[What is asked] Below is a block of records; return all of them exactly, but without the images.

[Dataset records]
───

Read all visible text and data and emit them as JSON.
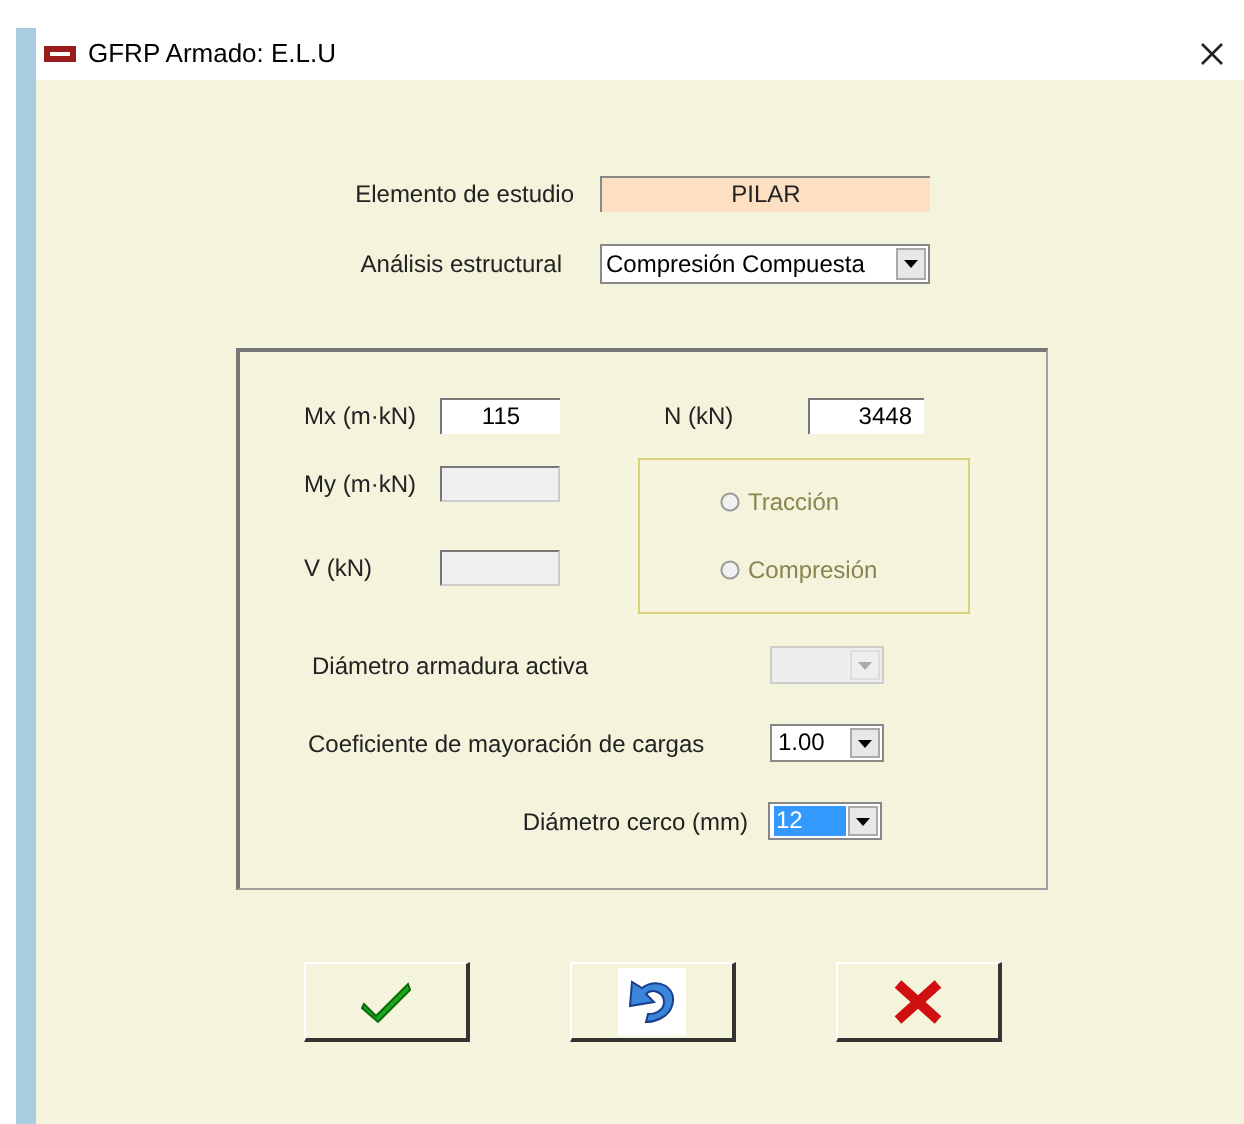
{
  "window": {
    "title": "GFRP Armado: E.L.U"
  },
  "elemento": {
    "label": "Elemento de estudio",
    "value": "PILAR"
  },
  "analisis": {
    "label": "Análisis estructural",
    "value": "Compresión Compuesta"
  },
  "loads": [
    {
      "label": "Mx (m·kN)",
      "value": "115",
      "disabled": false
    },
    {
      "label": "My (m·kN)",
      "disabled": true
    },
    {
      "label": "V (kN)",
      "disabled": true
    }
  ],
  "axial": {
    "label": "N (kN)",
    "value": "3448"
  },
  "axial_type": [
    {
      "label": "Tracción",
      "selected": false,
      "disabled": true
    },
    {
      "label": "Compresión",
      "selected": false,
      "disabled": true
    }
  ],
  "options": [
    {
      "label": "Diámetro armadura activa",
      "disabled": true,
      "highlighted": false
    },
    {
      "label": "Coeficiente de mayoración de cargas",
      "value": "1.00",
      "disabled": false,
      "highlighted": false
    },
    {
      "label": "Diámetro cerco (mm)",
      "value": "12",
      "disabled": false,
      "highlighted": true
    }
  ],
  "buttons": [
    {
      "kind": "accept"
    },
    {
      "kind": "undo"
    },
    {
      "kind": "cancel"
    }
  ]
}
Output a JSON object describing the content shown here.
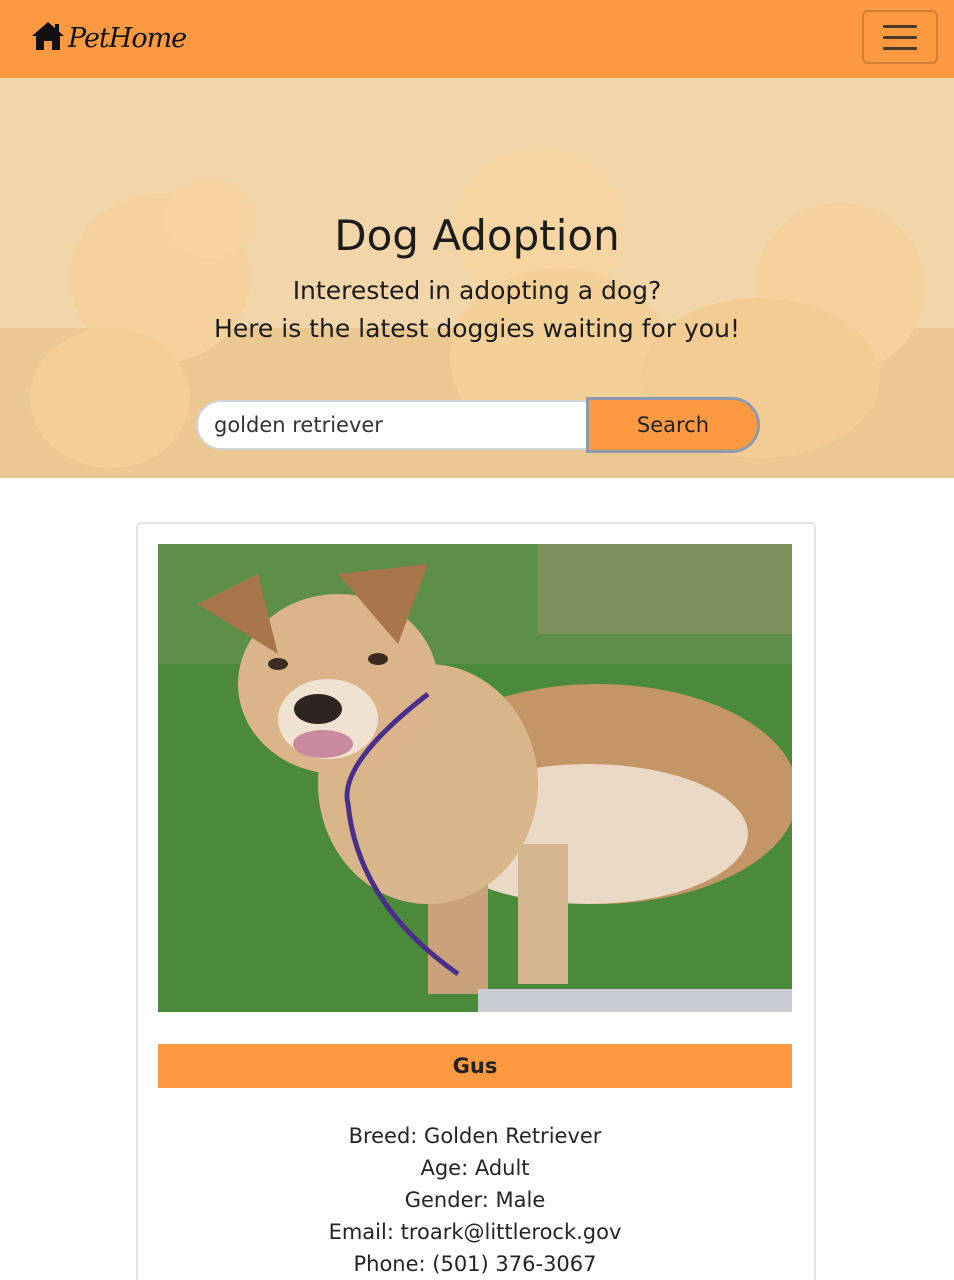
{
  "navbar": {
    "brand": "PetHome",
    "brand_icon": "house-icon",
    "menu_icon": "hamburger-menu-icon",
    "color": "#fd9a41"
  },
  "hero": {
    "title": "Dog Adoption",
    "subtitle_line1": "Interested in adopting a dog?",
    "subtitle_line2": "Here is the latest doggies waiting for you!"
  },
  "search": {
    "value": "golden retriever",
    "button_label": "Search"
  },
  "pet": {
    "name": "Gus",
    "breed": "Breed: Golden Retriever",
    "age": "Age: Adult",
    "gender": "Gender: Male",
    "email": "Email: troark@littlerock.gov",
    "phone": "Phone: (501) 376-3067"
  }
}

───

[Task result]
Read all visible text and data and emit them as JSON.
{
  "window": {
    "title": "GFRP Armado: E.L.U"
  },
  "elemento": {
    "label": "Elemento de estudio",
    "value": "PILAR"
  },
  "analisis": {
    "label": "Análisis estructural",
    "value": "Compresión Compuesta"
  },
  "loads": [
    {
      "label": "Mx (m·kN)",
      "value": "115",
      "disabled": false
    },
    {
      "label": "My (m·kN)",
      "disabled": true
    },
    {
      "label": "V (kN)",
      "disabled": true
    }
  ],
  "axial": {
    "label": "N (kN)",
    "value": "3448"
  },
  "axial_type": [
    {
      "label": "Tracción",
      "selected": false,
      "disabled": true
    },
    {
      "label": "Compresión",
      "selected": false,
      "disabled": true
    }
  ],
  "options": [
    {
      "label": "Diámetro armadura activa",
      "disabled": true,
      "highlighted": false
    },
    {
      "label": "Coeficiente de mayoración de cargas",
      "value": "1.00",
      "disabled": false,
      "highlighted": false
    },
    {
      "label": "Diámetro cerco (mm)",
      "value": "12",
      "disabled": false,
      "highlighted": true
    }
  ],
  "buttons": [
    {
      "kind": "accept"
    },
    {
      "kind": "undo"
    },
    {
      "kind": "cancel"
    }
  ]
}
Output a JSON object describing the content shown here.
{
  "navbar": {
    "brand": "PetHome",
    "brand_icon": "house-icon",
    "menu_icon": "hamburger-menu-icon",
    "color": "#fd9a41"
  },
  "hero": {
    "title": "Dog Adoption",
    "subtitle_line1": "Interested in adopting a dog?",
    "subtitle_line2": "Here is the latest doggies waiting for you!"
  },
  "search": {
    "value": "golden retriever",
    "button_label": "Search"
  },
  "pet": {
    "name": "Gus",
    "breed": "Breed: Golden Retriever",
    "age": "Age: Adult",
    "gender": "Gender: Male",
    "email": "Email: troark@littlerock.gov",
    "phone": "Phone: (501) 376-3067"
  }
}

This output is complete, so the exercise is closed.